## [Given task]
Write out the material exactly, leaving every picture behind.

## [Records provided]
==========

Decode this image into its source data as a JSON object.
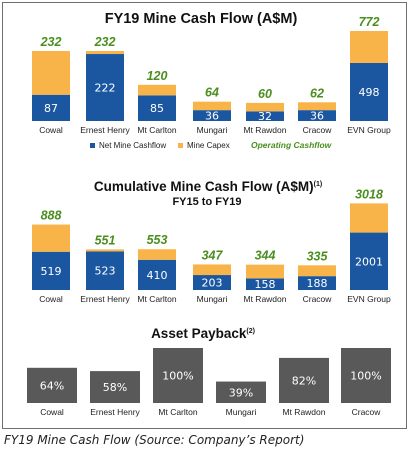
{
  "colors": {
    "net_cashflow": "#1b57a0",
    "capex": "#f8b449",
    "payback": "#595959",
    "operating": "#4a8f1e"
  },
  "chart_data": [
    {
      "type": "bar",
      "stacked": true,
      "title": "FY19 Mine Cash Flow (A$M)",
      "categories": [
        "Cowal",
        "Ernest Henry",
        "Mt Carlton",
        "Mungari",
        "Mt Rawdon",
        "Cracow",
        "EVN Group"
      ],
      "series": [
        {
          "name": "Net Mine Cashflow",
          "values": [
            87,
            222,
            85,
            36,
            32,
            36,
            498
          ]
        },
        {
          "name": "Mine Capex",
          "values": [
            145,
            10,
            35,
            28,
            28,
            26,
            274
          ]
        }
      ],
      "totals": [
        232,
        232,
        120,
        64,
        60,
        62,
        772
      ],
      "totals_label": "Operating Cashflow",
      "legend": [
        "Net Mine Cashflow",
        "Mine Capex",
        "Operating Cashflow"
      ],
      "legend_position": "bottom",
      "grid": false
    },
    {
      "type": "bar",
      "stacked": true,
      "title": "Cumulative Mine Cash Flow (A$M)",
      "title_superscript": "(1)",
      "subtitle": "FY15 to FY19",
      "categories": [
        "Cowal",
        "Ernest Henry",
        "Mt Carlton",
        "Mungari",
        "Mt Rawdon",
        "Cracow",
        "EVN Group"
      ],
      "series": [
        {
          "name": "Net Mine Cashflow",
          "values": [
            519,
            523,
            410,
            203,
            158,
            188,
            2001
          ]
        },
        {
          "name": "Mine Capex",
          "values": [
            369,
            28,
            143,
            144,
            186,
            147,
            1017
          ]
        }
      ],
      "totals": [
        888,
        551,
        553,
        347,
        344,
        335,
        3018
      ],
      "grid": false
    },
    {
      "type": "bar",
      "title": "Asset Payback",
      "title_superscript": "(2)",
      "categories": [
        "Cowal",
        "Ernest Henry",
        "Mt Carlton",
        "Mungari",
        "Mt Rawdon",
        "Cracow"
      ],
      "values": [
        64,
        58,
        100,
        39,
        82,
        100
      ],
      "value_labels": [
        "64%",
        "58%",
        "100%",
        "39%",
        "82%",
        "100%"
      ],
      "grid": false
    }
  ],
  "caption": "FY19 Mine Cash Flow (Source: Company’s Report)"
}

==========

## [Task response]
Decode this image into its source data as a JSON object.
{
  "colors": {
    "net_cashflow": "#1b57a0",
    "capex": "#f8b449",
    "payback": "#595959",
    "operating": "#4a8f1e"
  },
  "chart_data": [
    {
      "type": "bar",
      "stacked": true,
      "title": "FY19 Mine Cash Flow (A$M)",
      "categories": [
        "Cowal",
        "Ernest Henry",
        "Mt Carlton",
        "Mungari",
        "Mt Rawdon",
        "Cracow",
        "EVN Group"
      ],
      "series": [
        {
          "name": "Net Mine Cashflow",
          "values": [
            87,
            222,
            85,
            36,
            32,
            36,
            498
          ]
        },
        {
          "name": "Mine Capex",
          "values": [
            145,
            10,
            35,
            28,
            28,
            26,
            274
          ]
        }
      ],
      "totals": [
        232,
        232,
        120,
        64,
        60,
        62,
        772
      ],
      "totals_label": "Operating Cashflow",
      "legend": [
        "Net Mine Cashflow",
        "Mine Capex",
        "Operating Cashflow"
      ],
      "legend_position": "bottom",
      "grid": false
    },
    {
      "type": "bar",
      "stacked": true,
      "title": "Cumulative Mine Cash Flow (A$M)",
      "title_superscript": "(1)",
      "subtitle": "FY15 to FY19",
      "categories": [
        "Cowal",
        "Ernest Henry",
        "Mt Carlton",
        "Mungari",
        "Mt Rawdon",
        "Cracow",
        "EVN Group"
      ],
      "series": [
        {
          "name": "Net Mine Cashflow",
          "values": [
            519,
            523,
            410,
            203,
            158,
            188,
            2001
          ]
        },
        {
          "name": "Mine Capex",
          "values": [
            369,
            28,
            143,
            144,
            186,
            147,
            1017
          ]
        }
      ],
      "totals": [
        888,
        551,
        553,
        347,
        344,
        335,
        3018
      ],
      "grid": false
    },
    {
      "type": "bar",
      "title": "Asset Payback",
      "title_superscript": "(2)",
      "categories": [
        "Cowal",
        "Ernest Henry",
        "Mt Carlton",
        "Mungari",
        "Mt Rawdon",
        "Cracow"
      ],
      "values": [
        64,
        58,
        100,
        39,
        82,
        100
      ],
      "value_labels": [
        "64%",
        "58%",
        "100%",
        "39%",
        "82%",
        "100%"
      ],
      "grid": false
    }
  ],
  "caption": "FY19 Mine Cash Flow (Source: Company’s Report)"
}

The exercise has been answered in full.